**WHAT YOU ARE ASKED TO DO**
Search the records for "this" and copy each line that holds it.

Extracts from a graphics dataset
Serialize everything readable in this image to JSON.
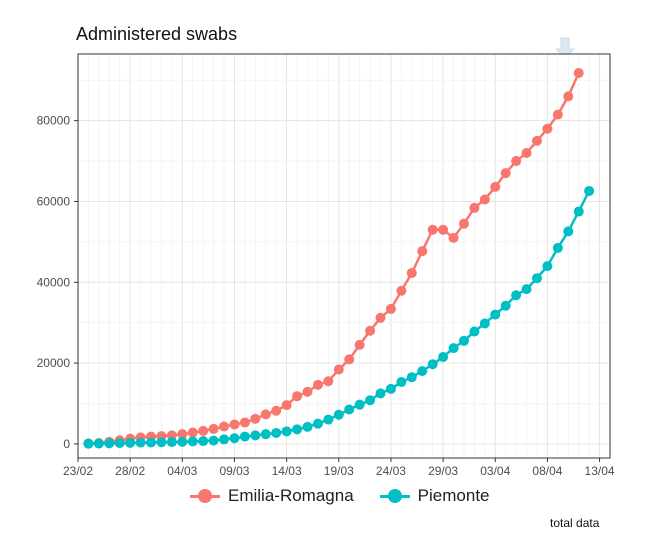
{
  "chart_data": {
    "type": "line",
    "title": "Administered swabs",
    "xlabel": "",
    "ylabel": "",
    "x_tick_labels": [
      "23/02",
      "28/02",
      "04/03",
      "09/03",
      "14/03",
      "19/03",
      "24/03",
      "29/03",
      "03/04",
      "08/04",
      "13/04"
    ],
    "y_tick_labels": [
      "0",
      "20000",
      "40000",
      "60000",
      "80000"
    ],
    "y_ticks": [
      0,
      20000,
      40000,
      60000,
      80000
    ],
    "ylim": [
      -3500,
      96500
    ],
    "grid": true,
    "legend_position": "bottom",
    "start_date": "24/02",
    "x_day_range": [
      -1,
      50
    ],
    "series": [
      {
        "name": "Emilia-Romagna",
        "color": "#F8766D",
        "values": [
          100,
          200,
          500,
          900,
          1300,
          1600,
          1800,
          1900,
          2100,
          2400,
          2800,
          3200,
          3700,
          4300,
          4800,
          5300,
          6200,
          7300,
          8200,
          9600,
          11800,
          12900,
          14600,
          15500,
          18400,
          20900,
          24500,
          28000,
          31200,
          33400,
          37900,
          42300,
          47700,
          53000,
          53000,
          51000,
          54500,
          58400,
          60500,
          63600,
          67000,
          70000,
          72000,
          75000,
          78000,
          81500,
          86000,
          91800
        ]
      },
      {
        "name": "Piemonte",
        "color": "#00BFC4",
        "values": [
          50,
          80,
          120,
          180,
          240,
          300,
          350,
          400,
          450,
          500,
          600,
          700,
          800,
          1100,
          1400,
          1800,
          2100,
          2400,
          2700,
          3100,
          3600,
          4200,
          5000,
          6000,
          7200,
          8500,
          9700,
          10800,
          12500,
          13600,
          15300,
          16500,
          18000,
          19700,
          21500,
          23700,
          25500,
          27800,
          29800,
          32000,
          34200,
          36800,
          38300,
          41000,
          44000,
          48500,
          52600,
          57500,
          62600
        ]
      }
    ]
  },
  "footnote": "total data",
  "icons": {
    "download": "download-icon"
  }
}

---

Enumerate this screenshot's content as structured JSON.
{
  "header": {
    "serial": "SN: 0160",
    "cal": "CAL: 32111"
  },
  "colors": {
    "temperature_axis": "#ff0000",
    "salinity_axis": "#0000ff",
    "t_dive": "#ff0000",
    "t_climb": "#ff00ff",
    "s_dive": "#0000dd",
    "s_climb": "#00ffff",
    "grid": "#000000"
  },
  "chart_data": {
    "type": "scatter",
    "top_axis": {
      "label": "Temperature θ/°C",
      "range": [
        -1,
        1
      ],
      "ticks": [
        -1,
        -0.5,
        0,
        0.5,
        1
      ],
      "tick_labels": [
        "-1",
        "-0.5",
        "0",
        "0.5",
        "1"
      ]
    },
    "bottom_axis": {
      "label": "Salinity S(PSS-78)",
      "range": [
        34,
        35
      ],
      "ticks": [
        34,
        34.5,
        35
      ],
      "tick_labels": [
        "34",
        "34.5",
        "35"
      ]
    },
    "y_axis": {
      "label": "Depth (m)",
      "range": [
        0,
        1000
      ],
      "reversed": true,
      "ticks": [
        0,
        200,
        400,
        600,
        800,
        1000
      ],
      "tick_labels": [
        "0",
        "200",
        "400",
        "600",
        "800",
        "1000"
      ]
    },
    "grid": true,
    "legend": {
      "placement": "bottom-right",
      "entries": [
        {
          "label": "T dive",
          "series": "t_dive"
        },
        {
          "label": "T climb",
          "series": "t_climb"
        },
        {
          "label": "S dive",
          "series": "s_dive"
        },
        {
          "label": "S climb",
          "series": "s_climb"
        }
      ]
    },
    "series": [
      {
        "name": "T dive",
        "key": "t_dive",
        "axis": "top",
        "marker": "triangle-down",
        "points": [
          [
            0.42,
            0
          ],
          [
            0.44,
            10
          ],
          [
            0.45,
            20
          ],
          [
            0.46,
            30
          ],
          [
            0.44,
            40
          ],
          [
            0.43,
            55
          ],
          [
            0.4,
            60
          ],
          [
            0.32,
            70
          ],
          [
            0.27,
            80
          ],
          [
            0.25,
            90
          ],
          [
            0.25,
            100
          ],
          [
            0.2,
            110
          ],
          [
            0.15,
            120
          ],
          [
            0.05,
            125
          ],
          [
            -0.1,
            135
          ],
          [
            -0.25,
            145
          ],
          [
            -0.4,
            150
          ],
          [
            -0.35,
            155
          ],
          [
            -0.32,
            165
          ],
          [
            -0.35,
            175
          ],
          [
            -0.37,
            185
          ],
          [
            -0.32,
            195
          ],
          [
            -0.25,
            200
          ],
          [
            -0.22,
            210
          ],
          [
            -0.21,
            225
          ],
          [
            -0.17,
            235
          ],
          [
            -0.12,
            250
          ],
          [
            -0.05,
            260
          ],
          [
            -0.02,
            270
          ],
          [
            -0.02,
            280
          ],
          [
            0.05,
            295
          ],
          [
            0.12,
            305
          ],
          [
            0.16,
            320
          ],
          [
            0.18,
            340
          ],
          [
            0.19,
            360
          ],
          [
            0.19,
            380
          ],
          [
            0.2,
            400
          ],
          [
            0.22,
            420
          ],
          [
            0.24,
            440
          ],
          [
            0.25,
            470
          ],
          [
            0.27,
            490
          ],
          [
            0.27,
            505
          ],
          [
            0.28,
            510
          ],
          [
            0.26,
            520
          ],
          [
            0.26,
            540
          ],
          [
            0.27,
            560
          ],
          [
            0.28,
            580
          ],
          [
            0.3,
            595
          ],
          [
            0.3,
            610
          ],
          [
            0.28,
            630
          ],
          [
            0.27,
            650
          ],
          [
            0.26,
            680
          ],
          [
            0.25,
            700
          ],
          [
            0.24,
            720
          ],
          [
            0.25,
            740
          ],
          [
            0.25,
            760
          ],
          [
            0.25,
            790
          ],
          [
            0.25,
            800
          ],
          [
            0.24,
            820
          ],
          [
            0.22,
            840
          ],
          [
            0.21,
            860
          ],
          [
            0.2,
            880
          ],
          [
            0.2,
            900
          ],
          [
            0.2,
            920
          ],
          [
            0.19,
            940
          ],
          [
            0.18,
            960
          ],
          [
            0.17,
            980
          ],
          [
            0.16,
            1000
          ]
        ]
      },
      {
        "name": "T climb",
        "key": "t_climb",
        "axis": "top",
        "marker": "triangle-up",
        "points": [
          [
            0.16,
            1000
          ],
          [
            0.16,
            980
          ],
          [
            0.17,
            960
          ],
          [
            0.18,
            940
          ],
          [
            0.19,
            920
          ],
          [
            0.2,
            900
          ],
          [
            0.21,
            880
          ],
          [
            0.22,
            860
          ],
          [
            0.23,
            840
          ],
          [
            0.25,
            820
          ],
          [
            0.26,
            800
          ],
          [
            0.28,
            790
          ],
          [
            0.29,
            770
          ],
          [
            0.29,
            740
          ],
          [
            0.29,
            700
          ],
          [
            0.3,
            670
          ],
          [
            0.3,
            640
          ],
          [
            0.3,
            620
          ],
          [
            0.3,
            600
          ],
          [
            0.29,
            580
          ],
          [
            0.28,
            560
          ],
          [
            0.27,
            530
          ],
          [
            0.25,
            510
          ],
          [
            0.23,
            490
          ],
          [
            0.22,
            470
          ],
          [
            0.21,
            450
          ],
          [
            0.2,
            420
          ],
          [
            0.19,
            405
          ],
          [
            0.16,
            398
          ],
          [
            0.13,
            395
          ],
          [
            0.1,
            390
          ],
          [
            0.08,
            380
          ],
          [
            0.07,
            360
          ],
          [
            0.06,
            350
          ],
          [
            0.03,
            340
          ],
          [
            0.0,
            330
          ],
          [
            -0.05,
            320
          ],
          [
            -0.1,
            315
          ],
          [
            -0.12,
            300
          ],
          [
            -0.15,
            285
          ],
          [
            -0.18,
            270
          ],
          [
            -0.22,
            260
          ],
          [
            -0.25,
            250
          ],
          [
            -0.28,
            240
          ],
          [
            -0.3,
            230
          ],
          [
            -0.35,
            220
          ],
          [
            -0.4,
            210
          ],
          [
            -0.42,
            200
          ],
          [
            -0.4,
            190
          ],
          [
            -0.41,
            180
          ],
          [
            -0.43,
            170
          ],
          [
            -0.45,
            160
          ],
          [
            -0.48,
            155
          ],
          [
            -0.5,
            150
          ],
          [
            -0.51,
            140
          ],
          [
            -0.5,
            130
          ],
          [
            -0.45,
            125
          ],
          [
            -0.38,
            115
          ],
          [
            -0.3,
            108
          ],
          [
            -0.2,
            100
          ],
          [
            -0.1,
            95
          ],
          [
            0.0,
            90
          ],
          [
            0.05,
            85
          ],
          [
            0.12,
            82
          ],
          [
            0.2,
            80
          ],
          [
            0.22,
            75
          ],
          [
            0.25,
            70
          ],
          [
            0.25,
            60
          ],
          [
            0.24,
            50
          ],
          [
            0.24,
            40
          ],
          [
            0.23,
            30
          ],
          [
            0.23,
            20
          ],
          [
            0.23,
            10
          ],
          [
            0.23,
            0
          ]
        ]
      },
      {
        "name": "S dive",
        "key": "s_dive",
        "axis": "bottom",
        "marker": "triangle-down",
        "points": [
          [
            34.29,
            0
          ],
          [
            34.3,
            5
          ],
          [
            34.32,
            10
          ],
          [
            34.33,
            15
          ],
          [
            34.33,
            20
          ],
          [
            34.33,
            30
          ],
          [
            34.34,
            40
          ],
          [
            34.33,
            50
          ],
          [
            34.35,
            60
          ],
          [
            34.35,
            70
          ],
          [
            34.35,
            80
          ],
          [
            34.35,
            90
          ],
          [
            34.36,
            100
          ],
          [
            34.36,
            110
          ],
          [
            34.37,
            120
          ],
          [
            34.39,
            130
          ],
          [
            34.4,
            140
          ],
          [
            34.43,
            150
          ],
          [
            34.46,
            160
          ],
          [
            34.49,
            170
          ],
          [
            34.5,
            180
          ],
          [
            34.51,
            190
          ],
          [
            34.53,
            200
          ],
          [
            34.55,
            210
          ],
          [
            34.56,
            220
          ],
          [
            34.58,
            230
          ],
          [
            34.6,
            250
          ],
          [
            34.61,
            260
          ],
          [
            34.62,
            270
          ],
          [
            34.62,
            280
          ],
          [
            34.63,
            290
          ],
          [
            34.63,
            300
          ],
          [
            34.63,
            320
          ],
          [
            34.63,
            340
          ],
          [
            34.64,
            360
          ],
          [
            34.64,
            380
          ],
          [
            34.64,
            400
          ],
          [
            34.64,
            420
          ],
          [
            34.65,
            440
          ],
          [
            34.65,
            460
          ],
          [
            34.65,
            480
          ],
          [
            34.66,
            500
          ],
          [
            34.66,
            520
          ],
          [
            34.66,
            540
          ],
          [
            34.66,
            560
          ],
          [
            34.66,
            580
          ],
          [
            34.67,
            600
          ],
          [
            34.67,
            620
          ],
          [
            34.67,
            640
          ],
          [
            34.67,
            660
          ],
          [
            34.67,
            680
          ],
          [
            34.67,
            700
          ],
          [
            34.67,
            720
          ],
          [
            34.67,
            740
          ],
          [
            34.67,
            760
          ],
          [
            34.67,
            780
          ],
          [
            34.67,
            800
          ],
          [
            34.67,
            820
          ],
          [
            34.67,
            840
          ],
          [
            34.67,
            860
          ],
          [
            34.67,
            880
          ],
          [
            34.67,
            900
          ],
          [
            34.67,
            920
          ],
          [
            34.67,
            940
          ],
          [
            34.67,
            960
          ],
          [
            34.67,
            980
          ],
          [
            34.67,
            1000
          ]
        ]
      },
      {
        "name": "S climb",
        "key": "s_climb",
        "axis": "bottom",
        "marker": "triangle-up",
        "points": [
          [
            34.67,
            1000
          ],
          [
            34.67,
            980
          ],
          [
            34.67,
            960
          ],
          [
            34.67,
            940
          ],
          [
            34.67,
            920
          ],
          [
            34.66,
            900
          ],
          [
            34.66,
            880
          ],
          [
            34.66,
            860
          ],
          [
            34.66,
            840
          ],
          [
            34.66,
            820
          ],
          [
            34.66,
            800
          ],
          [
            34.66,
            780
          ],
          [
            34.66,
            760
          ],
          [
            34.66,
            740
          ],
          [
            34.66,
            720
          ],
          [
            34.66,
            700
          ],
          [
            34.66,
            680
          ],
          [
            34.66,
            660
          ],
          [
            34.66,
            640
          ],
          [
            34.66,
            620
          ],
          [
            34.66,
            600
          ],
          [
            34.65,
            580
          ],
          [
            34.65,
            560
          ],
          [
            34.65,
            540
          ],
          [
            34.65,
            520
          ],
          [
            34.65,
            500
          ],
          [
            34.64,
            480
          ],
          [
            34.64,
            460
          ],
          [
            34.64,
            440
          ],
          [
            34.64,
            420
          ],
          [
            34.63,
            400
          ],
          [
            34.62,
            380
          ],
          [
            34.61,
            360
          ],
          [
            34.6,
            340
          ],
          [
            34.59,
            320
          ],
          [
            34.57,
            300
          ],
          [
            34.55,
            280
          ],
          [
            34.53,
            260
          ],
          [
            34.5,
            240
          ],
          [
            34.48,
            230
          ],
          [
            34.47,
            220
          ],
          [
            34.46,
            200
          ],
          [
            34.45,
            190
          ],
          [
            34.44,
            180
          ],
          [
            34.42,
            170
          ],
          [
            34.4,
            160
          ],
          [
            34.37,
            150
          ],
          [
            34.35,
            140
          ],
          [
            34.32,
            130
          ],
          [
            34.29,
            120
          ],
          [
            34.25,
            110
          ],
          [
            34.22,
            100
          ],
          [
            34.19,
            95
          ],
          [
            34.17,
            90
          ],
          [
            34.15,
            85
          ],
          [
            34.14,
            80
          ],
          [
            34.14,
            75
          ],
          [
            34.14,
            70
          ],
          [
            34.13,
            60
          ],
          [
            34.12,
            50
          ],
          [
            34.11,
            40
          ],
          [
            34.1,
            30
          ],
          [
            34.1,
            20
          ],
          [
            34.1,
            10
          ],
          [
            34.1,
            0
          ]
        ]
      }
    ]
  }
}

**RESULT OF THE TASK**
Serialize everything readable in this image to JSON.
Enumerate this screenshot's content as structured JSON.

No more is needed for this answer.